--- BEGIN Dataset excerpts ---

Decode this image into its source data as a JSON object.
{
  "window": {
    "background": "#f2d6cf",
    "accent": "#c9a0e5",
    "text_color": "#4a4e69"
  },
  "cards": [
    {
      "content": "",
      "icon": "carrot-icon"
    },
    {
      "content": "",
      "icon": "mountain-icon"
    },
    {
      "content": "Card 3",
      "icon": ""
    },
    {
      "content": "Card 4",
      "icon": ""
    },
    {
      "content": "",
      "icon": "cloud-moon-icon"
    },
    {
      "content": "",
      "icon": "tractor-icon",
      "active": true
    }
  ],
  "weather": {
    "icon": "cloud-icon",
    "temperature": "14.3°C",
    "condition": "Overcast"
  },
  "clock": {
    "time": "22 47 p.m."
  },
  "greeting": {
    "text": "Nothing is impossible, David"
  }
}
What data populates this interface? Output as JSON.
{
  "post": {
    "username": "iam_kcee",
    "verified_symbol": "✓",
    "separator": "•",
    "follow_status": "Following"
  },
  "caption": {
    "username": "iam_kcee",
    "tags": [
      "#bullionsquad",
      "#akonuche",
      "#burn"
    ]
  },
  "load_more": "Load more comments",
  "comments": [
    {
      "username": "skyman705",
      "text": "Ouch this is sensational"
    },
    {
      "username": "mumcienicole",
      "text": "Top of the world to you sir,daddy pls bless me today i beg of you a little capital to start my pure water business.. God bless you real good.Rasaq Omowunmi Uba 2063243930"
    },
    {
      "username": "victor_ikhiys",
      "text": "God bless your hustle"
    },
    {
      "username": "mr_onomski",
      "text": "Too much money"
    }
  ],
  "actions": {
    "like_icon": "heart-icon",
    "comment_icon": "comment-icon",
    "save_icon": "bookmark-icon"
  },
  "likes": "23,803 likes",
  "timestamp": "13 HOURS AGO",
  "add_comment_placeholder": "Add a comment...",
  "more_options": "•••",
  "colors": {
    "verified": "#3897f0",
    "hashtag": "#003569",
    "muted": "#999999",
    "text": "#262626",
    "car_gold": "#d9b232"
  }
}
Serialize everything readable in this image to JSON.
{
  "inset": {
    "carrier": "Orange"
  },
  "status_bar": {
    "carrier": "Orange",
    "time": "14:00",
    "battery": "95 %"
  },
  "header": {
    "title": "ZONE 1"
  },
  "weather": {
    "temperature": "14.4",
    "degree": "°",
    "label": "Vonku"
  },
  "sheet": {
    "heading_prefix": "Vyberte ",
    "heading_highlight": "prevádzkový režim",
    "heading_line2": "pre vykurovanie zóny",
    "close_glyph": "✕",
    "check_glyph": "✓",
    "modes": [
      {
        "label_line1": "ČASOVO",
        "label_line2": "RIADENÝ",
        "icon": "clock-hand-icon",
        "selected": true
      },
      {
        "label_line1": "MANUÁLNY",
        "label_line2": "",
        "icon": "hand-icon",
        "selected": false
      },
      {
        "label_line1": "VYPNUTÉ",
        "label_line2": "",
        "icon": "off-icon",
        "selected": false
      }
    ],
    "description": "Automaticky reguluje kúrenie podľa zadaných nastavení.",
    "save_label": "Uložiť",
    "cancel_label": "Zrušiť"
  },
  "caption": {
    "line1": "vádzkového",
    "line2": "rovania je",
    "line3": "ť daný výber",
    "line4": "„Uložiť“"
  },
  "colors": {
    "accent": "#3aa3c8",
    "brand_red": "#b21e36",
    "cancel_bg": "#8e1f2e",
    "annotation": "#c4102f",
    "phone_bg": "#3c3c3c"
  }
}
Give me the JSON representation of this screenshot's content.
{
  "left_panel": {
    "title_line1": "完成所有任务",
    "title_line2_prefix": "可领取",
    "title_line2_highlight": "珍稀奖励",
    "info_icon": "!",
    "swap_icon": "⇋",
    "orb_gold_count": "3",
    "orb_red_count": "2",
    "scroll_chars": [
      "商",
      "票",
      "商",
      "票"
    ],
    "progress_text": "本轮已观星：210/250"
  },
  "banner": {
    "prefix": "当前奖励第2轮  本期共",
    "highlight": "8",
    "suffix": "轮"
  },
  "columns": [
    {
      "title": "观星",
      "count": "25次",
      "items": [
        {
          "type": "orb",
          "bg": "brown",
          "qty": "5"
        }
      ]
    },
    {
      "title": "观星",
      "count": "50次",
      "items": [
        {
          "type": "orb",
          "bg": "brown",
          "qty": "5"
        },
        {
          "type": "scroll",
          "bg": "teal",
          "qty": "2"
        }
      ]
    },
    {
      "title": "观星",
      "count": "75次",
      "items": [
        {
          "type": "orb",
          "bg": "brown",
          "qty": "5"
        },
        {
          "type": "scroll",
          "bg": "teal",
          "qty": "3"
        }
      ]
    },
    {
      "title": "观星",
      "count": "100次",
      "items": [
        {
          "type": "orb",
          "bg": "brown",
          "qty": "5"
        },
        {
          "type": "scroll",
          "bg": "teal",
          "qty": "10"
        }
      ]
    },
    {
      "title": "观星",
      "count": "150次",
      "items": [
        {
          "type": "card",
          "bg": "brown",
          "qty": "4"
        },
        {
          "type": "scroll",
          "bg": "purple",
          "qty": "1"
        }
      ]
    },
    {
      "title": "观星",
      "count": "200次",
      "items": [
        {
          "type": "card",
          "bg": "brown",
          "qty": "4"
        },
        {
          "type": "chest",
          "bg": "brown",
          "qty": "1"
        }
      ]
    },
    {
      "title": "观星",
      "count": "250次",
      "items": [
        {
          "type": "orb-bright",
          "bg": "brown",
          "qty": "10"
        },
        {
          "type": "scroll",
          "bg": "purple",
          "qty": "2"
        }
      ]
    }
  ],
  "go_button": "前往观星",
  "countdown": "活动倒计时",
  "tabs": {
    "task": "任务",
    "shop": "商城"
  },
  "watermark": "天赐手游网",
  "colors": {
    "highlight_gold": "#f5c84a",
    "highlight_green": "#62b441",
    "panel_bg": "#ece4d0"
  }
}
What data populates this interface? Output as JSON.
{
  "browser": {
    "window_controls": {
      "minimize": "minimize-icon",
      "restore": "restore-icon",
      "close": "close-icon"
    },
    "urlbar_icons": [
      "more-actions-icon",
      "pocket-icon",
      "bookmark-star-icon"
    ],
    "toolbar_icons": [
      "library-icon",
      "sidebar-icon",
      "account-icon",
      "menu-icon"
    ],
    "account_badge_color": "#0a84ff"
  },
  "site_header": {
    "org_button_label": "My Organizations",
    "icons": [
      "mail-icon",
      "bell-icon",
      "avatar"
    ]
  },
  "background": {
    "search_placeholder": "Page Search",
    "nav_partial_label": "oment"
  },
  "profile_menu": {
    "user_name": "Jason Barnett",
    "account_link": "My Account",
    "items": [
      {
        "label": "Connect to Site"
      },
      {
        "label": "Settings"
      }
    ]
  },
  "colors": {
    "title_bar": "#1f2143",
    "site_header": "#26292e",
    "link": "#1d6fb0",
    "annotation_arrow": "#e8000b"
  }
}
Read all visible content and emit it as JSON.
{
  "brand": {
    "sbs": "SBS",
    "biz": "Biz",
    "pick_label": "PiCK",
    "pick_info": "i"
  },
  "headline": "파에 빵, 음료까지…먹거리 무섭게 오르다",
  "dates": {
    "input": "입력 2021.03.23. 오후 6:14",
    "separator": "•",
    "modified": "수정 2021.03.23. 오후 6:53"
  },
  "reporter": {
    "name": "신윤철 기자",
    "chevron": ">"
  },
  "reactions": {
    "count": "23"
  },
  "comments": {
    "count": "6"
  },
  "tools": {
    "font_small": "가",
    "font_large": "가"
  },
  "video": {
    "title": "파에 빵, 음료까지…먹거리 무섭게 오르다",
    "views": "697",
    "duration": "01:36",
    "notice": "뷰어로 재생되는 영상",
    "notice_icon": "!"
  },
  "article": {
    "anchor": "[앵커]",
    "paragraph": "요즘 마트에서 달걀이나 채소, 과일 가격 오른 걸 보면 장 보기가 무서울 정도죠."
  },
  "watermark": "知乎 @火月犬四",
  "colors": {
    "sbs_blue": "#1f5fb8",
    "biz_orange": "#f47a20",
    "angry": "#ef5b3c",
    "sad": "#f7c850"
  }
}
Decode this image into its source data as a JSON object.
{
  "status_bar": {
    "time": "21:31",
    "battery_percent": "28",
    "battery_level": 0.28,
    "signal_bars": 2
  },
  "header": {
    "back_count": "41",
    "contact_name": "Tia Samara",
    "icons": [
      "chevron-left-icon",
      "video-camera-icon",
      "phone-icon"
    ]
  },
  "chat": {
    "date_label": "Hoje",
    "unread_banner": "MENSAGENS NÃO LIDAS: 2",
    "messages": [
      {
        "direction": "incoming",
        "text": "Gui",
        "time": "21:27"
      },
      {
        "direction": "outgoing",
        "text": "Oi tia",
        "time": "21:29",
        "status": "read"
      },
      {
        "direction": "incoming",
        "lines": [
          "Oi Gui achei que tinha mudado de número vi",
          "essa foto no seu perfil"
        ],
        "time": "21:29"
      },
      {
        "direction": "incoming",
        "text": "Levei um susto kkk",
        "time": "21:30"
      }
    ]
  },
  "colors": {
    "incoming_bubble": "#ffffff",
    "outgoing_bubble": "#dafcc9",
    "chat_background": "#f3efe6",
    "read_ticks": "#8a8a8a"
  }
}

--- END Dataset excerpts ---

▸ Task goal: Pick out the lines that contain "username" and copy them.

▸ Task output:
    "username": "iam_kcee",
    "username": "iam_kcee",
      "username": "skyman705",
      "username": "mumcienicole",
      "username": "victor_ikhiys",
      "username": "mr_onomski",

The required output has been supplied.